** start STORED RECORDS **
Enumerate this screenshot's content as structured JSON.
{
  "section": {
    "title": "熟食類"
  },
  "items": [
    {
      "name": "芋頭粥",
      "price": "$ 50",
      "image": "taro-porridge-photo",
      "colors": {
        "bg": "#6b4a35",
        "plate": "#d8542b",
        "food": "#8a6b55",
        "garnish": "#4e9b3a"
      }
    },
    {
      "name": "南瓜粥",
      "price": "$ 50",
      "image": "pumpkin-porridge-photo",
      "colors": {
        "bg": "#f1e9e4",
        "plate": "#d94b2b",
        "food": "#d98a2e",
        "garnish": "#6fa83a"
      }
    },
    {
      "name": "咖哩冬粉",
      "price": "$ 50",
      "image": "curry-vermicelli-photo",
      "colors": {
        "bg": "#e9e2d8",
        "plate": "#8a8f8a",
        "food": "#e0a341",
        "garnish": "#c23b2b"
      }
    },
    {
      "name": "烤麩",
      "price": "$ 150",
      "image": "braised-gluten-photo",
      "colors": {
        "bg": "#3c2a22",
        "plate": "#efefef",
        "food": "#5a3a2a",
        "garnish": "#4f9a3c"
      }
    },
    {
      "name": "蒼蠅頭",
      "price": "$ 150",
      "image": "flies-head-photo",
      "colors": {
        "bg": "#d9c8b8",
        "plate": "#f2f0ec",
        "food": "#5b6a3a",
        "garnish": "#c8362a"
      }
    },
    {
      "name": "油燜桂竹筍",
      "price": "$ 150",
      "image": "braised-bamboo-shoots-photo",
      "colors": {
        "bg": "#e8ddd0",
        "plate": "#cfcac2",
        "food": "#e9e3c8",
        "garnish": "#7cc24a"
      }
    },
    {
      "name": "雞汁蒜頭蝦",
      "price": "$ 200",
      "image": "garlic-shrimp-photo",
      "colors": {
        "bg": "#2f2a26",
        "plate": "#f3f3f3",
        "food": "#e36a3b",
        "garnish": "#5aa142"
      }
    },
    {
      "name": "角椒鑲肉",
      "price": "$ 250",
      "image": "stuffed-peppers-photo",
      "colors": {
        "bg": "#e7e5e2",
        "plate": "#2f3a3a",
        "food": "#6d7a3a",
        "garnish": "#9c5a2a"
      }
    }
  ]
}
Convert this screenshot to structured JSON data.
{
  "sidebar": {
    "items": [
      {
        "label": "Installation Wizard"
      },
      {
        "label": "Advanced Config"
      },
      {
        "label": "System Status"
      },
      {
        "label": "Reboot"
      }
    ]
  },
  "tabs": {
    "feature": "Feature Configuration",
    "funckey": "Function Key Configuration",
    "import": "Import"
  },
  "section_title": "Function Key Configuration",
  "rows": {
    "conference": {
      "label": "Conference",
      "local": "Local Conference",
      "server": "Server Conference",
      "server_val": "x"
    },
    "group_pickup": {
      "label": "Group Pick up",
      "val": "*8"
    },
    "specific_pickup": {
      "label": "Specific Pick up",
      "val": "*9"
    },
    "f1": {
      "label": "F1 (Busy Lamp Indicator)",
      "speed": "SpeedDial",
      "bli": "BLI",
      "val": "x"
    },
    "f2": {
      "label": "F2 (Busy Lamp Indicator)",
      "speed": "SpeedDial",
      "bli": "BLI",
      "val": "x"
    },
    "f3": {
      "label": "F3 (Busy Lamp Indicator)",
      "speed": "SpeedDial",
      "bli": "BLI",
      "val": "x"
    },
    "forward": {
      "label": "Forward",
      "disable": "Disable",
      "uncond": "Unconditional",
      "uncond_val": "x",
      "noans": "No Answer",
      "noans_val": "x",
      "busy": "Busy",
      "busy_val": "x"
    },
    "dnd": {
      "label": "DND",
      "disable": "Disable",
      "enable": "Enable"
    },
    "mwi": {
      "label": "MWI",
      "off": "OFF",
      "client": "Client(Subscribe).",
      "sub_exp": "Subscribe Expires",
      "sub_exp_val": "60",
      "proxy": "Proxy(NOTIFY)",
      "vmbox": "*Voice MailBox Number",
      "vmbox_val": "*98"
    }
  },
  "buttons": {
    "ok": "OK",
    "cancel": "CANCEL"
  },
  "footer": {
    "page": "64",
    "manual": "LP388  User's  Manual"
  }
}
** end STORED RECORDS **
Find how many of the lines above have the word "screenshot" in them. State only that number.

2